Written instruction: Pick out each line in these entries that contains the string "personal".

Data excerpts:
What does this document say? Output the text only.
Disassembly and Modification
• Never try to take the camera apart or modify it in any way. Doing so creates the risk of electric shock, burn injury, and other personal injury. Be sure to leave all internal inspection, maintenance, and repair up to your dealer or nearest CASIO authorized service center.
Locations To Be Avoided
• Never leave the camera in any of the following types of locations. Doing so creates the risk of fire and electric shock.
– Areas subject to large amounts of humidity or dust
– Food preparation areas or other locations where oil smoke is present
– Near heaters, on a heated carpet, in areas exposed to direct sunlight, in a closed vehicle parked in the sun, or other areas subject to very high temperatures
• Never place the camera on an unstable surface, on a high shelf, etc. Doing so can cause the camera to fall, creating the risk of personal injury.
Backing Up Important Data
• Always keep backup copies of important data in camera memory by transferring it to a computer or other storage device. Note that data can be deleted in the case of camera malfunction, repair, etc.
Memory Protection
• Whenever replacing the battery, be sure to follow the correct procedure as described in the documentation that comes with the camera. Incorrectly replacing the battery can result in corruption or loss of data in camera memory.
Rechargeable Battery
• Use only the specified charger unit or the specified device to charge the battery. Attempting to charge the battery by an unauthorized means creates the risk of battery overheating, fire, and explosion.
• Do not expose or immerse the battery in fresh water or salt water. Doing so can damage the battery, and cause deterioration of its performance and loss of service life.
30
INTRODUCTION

Response:
• Never try to take the camera apart or modify it in any way. Doing so creates the risk of electric shock, burn injury, and other personal injury. Be sure to leave all internal inspection, maintenance, and repair up to your dealer or nearest CASIO authorized service center.
• Never place the camera on an unstable surface, on a high shelf, etc. Doing so can cause the camera to fall, creating the risk of personal injury.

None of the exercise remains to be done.